● **Job**: Identify every line in the records below that contains the word "Cumulative", and copy each of those lines.

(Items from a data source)
## Begin

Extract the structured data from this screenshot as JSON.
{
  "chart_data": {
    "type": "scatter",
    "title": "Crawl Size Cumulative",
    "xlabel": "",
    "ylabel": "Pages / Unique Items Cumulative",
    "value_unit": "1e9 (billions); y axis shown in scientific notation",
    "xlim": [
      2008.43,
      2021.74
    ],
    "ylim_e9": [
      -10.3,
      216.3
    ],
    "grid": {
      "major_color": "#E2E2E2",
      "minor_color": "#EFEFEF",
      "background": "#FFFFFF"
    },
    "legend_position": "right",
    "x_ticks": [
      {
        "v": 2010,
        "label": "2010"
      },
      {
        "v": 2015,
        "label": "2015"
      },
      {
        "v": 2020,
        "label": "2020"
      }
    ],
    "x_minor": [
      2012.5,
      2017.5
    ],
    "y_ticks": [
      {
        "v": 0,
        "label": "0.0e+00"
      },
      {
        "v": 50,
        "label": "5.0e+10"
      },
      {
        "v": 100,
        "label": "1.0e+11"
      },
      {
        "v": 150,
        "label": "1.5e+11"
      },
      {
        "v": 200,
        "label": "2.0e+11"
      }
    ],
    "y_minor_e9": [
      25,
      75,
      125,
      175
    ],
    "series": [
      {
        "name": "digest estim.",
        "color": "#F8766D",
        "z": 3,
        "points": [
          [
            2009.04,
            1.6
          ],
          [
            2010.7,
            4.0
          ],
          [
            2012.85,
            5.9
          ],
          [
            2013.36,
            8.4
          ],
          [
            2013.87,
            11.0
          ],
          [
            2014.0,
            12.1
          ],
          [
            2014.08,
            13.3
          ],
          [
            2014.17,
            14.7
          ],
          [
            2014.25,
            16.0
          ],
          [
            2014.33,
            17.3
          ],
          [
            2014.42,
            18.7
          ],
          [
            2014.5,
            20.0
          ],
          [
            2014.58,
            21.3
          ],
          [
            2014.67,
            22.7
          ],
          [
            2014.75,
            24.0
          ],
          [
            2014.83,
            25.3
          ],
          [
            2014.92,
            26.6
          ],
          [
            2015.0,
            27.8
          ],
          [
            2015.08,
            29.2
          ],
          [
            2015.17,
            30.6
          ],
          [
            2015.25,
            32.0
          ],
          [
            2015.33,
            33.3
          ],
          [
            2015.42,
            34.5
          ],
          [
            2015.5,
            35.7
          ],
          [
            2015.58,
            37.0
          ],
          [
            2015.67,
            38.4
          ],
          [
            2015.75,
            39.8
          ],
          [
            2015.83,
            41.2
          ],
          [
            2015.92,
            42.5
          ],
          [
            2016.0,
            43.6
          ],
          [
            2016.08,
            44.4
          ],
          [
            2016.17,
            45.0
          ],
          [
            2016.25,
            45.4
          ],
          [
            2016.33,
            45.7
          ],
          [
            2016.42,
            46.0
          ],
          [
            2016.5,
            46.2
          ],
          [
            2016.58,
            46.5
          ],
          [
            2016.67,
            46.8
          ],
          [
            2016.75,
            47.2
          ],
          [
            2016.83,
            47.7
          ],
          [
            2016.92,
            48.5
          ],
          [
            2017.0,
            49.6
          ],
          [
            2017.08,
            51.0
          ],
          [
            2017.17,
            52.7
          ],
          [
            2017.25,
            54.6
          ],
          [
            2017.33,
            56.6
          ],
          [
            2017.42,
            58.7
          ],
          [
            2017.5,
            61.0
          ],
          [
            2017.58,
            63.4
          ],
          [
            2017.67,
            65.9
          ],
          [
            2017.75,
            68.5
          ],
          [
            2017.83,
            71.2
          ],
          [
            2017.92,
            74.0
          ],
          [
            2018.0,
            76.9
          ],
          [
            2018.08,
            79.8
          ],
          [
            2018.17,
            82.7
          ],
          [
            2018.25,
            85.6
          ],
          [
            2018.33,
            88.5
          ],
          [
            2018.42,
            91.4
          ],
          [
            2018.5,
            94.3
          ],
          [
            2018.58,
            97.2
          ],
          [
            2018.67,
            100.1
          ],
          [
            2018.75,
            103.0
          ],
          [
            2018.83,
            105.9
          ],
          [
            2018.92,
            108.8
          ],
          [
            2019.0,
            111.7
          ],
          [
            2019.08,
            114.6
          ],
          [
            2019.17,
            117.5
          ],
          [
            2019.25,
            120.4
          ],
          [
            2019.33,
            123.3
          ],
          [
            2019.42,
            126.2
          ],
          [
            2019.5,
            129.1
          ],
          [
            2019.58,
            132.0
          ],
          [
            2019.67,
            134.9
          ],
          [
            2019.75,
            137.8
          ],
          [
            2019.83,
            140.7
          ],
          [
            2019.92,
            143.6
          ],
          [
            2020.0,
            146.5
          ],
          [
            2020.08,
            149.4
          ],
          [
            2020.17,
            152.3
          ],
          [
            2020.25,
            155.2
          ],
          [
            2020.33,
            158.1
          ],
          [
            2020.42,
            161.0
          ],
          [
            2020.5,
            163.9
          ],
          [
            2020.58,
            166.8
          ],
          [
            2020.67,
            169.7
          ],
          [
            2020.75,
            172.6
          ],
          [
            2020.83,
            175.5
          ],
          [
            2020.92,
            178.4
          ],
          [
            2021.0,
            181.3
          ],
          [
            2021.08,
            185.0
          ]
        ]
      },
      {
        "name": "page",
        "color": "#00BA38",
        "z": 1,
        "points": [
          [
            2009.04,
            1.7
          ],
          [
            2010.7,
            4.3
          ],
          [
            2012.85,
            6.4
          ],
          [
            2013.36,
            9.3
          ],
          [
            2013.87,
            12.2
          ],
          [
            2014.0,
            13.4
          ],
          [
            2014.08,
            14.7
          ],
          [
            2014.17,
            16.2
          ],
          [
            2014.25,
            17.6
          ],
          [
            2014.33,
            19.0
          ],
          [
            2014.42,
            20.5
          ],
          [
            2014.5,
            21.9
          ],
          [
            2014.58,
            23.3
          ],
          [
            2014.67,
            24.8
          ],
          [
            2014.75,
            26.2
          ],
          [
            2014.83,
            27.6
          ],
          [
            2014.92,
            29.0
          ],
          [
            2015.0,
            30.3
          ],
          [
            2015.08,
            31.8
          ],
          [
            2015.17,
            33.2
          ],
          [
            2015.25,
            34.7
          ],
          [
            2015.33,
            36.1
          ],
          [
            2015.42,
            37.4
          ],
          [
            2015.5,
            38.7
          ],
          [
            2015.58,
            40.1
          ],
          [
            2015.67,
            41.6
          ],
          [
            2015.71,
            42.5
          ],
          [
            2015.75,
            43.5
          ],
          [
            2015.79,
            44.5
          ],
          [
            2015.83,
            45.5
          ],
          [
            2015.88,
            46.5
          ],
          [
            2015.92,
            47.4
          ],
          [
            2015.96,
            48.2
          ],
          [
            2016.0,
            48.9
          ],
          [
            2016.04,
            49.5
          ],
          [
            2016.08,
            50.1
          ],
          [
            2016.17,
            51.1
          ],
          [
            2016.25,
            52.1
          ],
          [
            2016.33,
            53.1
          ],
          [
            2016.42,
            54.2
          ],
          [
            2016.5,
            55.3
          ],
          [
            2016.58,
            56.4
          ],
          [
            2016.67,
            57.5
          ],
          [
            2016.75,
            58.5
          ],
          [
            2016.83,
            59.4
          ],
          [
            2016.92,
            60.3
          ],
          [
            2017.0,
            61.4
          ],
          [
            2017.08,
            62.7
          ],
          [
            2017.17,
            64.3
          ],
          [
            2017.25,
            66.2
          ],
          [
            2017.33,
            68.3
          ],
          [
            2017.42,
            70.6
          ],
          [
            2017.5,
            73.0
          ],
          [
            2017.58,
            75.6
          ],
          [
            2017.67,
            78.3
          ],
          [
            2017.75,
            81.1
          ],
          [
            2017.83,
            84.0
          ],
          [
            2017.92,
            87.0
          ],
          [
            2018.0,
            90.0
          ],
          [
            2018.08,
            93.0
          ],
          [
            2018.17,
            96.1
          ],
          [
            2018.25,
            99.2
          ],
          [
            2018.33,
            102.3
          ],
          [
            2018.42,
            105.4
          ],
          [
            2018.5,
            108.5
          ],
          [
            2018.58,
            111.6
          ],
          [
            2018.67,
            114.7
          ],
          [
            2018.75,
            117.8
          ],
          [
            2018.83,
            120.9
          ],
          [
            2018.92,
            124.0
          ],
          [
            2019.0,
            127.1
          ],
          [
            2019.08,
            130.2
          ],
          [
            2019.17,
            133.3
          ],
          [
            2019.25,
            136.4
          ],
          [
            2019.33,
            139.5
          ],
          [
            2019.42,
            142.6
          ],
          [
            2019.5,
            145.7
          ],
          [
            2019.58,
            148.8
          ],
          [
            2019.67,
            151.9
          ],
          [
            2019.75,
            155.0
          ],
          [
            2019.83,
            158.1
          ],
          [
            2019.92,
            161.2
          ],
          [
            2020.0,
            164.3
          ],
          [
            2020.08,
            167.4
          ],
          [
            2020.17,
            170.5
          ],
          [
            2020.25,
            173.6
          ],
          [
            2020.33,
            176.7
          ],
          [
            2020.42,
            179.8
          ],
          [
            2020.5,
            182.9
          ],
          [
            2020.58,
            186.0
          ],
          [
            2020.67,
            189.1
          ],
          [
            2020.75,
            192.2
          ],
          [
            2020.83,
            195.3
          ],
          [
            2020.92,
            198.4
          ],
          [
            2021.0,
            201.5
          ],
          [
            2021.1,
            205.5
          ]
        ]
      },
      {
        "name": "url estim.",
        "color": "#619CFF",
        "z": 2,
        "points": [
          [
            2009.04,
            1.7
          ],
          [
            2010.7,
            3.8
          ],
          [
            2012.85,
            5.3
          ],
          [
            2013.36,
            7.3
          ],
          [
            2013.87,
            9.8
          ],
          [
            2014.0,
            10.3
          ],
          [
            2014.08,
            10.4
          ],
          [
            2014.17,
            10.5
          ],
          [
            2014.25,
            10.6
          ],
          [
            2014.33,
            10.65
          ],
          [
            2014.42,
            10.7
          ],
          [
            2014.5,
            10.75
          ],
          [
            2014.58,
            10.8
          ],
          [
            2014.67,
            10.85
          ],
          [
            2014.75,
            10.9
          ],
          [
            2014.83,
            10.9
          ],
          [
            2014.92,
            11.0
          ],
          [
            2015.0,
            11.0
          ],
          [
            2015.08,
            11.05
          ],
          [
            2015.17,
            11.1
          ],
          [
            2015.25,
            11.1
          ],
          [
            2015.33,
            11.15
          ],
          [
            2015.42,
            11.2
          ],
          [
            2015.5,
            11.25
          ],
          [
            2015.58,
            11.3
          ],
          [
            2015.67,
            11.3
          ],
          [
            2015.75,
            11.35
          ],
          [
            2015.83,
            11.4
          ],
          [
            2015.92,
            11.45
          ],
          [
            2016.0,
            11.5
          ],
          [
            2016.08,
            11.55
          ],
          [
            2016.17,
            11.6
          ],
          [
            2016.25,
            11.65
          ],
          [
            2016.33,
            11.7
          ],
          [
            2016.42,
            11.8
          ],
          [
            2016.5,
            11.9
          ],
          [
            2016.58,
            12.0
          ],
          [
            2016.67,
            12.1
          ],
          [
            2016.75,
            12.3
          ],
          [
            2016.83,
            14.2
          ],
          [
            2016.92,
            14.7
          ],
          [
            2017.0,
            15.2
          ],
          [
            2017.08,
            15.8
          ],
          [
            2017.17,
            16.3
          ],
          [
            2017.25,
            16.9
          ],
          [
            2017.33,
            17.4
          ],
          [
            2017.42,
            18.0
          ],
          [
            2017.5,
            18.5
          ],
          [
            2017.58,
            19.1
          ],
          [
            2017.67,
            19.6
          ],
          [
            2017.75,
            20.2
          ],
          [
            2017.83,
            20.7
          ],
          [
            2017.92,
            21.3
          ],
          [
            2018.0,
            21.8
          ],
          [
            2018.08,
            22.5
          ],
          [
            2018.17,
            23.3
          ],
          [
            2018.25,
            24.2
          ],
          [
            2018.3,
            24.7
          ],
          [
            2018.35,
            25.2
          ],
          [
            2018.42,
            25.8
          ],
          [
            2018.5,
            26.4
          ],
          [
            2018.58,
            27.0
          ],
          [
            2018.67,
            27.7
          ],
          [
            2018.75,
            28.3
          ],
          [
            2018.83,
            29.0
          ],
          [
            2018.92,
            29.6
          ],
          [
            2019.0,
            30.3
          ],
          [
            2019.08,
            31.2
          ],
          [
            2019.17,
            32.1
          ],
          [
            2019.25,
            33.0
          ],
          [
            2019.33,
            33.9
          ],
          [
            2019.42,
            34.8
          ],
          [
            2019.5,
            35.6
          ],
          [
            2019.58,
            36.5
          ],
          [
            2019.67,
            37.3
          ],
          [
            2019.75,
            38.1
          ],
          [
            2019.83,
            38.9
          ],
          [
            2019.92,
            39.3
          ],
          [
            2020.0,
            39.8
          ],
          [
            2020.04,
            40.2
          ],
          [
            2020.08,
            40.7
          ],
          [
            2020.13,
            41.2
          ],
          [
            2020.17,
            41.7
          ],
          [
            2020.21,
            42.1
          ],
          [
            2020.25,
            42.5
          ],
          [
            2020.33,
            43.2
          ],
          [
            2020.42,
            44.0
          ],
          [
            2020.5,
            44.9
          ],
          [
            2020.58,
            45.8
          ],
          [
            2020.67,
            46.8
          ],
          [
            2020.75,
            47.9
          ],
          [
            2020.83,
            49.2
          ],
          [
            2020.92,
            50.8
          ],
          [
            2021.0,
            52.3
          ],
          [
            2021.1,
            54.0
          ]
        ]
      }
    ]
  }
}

## End

● **Complete output**:
    "title": "Crawl Size Cumulative",
    "ylabel": "Pages / Unique Items Cumulative",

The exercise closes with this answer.